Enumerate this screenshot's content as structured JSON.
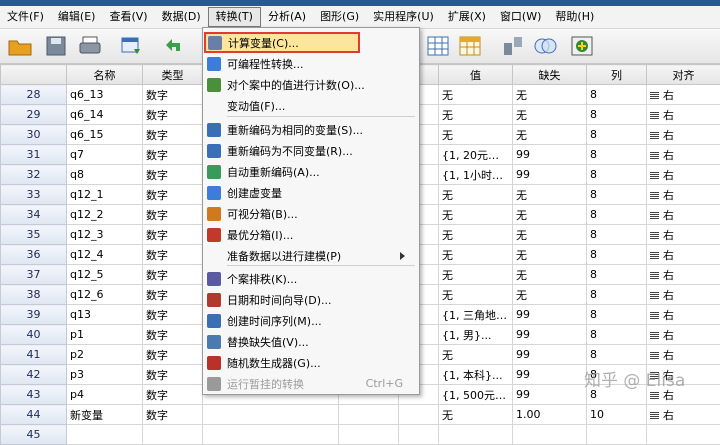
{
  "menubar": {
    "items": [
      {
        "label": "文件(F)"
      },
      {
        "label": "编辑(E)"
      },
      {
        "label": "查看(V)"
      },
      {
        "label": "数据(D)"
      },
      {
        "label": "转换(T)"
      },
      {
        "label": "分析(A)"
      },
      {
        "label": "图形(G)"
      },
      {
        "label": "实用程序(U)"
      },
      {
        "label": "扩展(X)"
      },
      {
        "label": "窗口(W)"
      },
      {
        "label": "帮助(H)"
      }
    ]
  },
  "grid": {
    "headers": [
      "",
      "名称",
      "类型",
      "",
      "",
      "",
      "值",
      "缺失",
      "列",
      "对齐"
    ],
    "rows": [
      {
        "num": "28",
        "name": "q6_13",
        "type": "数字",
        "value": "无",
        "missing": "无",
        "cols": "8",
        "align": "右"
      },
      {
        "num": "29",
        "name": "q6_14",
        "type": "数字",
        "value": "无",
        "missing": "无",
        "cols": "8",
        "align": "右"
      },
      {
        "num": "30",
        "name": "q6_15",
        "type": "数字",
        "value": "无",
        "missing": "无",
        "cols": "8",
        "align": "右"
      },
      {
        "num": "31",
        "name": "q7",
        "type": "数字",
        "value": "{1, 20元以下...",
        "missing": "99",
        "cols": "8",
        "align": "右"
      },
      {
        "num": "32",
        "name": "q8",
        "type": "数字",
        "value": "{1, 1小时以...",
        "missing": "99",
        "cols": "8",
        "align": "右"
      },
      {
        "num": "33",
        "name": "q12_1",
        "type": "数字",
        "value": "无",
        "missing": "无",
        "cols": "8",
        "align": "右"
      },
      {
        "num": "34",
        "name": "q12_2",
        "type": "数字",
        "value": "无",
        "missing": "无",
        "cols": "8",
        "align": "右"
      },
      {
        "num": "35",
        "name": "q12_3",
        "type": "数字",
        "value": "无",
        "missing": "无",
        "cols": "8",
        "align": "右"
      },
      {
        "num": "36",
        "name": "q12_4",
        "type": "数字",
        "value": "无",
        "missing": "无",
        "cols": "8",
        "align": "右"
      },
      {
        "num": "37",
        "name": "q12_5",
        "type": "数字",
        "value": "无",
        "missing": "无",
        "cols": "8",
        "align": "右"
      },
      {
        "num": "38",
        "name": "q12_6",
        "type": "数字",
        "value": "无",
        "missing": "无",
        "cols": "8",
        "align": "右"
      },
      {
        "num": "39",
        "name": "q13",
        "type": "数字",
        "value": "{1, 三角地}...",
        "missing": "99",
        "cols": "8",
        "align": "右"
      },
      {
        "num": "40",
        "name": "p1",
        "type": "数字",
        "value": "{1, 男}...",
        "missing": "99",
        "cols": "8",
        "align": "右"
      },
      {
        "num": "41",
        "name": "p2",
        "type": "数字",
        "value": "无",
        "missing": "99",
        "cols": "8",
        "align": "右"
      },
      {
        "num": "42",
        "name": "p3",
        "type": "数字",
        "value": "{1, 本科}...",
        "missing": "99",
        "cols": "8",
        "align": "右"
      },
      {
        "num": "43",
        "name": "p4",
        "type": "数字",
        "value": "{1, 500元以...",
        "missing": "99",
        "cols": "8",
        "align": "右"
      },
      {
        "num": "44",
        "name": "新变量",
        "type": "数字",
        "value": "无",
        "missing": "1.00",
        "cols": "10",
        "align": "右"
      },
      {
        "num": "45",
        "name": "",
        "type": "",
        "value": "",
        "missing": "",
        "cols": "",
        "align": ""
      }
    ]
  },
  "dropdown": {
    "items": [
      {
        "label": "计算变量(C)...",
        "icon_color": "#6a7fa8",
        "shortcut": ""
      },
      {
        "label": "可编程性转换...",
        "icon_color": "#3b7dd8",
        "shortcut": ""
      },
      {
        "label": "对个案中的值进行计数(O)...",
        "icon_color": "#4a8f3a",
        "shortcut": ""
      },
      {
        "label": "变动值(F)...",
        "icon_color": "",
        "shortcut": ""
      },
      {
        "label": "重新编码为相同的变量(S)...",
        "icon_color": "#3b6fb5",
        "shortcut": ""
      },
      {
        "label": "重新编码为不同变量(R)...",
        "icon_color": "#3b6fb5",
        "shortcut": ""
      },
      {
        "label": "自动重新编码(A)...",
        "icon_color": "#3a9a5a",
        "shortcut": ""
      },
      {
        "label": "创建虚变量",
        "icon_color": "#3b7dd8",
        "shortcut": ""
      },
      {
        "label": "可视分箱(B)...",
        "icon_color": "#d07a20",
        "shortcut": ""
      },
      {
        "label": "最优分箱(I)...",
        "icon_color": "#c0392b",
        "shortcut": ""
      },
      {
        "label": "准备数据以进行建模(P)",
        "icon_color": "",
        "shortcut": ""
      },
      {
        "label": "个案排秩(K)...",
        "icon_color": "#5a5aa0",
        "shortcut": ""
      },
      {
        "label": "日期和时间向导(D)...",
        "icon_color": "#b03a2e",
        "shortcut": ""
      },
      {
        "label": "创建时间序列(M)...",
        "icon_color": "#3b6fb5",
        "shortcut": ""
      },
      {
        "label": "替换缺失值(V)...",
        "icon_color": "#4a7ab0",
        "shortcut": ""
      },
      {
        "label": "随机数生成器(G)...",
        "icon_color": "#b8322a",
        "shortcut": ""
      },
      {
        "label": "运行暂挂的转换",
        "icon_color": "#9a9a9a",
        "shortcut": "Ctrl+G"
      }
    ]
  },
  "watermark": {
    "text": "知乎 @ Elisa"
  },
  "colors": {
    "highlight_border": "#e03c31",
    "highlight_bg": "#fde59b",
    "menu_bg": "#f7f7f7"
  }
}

• [PROBLEM REQUIREMENTS]
Each record should be quoted exactly, with the images omitted.

• [PROBLEM SOLUTION]
Enumerate this screenshot's content as structured JSON.
{
  "menubar": {
    "items": [
      {
        "label": "文件(F)"
      },
      {
        "label": "编辑(E)"
      },
      {
        "label": "查看(V)"
      },
      {
        "label": "数据(D)"
      },
      {
        "label": "转换(T)"
      },
      {
        "label": "分析(A)"
      },
      {
        "label": "图形(G)"
      },
      {
        "label": "实用程序(U)"
      },
      {
        "label": "扩展(X)"
      },
      {
        "label": "窗口(W)"
      },
      {
        "label": "帮助(H)"
      }
    ]
  },
  "grid": {
    "headers": [
      "",
      "名称",
      "类型",
      "",
      "",
      "",
      "值",
      "缺失",
      "列",
      "对齐"
    ],
    "rows": [
      {
        "num": "28",
        "name": "q6_13",
        "type": "数字",
        "value": "无",
        "missing": "无",
        "cols": "8",
        "align": "右"
      },
      {
        "num": "29",
        "name": "q6_14",
        "type": "数字",
        "value": "无",
        "missing": "无",
        "cols": "8",
        "align": "右"
      },
      {
        "num": "30",
        "name": "q6_15",
        "type": "数字",
        "value": "无",
        "missing": "无",
        "cols": "8",
        "align": "右"
      },
      {
        "num": "31",
        "name": "q7",
        "type": "数字",
        "value": "{1, 20元以下...",
        "missing": "99",
        "cols": "8",
        "align": "右"
      },
      {
        "num": "32",
        "name": "q8",
        "type": "数字",
        "value": "{1, 1小时以...",
        "missing": "99",
        "cols": "8",
        "align": "右"
      },
      {
        "num": "33",
        "name": "q12_1",
        "type": "数字",
        "value": "无",
        "missing": "无",
        "cols": "8",
        "align": "右"
      },
      {
        "num": "34",
        "name": "q12_2",
        "type": "数字",
        "value": "无",
        "missing": "无",
        "cols": "8",
        "align": "右"
      },
      {
        "num": "35",
        "name": "q12_3",
        "type": "数字",
        "value": "无",
        "missing": "无",
        "cols": "8",
        "align": "右"
      },
      {
        "num": "36",
        "name": "q12_4",
        "type": "数字",
        "value": "无",
        "missing": "无",
        "cols": "8",
        "align": "右"
      },
      {
        "num": "37",
        "name": "q12_5",
        "type": "数字",
        "value": "无",
        "missing": "无",
        "cols": "8",
        "align": "右"
      },
      {
        "num": "38",
        "name": "q12_6",
        "type": "数字",
        "value": "无",
        "missing": "无",
        "cols": "8",
        "align": "右"
      },
      {
        "num": "39",
        "name": "q13",
        "type": "数字",
        "value": "{1, 三角地}...",
        "missing": "99",
        "cols": "8",
        "align": "右"
      },
      {
        "num": "40",
        "name": "p1",
        "type": "数字",
        "value": "{1, 男}...",
        "missing": "99",
        "cols": "8",
        "align": "右"
      },
      {
        "num": "41",
        "name": "p2",
        "type": "数字",
        "value": "无",
        "missing": "99",
        "cols": "8",
        "align": "右"
      },
      {
        "num": "42",
        "name": "p3",
        "type": "数字",
        "value": "{1, 本科}...",
        "missing": "99",
        "cols": "8",
        "align": "右"
      },
      {
        "num": "43",
        "name": "p4",
        "type": "数字",
        "value": "{1, 500元以...",
        "missing": "99",
        "cols": "8",
        "align": "右"
      },
      {
        "num": "44",
        "name": "新变量",
        "type": "数字",
        "value": "无",
        "missing": "1.00",
        "cols": "10",
        "align": "右"
      },
      {
        "num": "45",
        "name": "",
        "type": "",
        "value": "",
        "missing": "",
        "cols": "",
        "align": ""
      }
    ]
  },
  "dropdown": {
    "items": [
      {
        "label": "计算变量(C)...",
        "icon_color": "#6a7fa8",
        "shortcut": ""
      },
      {
        "label": "可编程性转换...",
        "icon_color": "#3b7dd8",
        "shortcut": ""
      },
      {
        "label": "对个案中的值进行计数(O)...",
        "icon_color": "#4a8f3a",
        "shortcut": ""
      },
      {
        "label": "变动值(F)...",
        "icon_color": "",
        "shortcut": ""
      },
      {
        "label": "重新编码为相同的变量(S)...",
        "icon_color": "#3b6fb5",
        "shortcut": ""
      },
      {
        "label": "重新编码为不同变量(R)...",
        "icon_color": "#3b6fb5",
        "shortcut": ""
      },
      {
        "label": "自动重新编码(A)...",
        "icon_color": "#3a9a5a",
        "shortcut": ""
      },
      {
        "label": "创建虚变量",
        "icon_color": "#3b7dd8",
        "shortcut": ""
      },
      {
        "label": "可视分箱(B)...",
        "icon_color": "#d07a20",
        "shortcut": ""
      },
      {
        "label": "最优分箱(I)...",
        "icon_color": "#c0392b",
        "shortcut": ""
      },
      {
        "label": "准备数据以进行建模(P)",
        "icon_color": "",
        "shortcut": ""
      },
      {
        "label": "个案排秩(K)...",
        "icon_color": "#5a5aa0",
        "shortcut": ""
      },
      {
        "label": "日期和时间向导(D)...",
        "icon_color": "#b03a2e",
        "shortcut": ""
      },
      {
        "label": "创建时间序列(M)...",
        "icon_color": "#3b6fb5",
        "shortcut": ""
      },
      {
        "label": "替换缺失值(V)...",
        "icon_color": "#4a7ab0",
        "shortcut": ""
      },
      {
        "label": "随机数生成器(G)...",
        "icon_color": "#b8322a",
        "shortcut": ""
      },
      {
        "label": "运行暂挂的转换",
        "icon_color": "#9a9a9a",
        "shortcut": "Ctrl+G"
      }
    ]
  },
  "watermark": {
    "text": "知乎 @ Elisa"
  },
  "colors": {
    "highlight_border": "#e03c31",
    "highlight_bg": "#fde59b",
    "menu_bg": "#f7f7f7"
  }
}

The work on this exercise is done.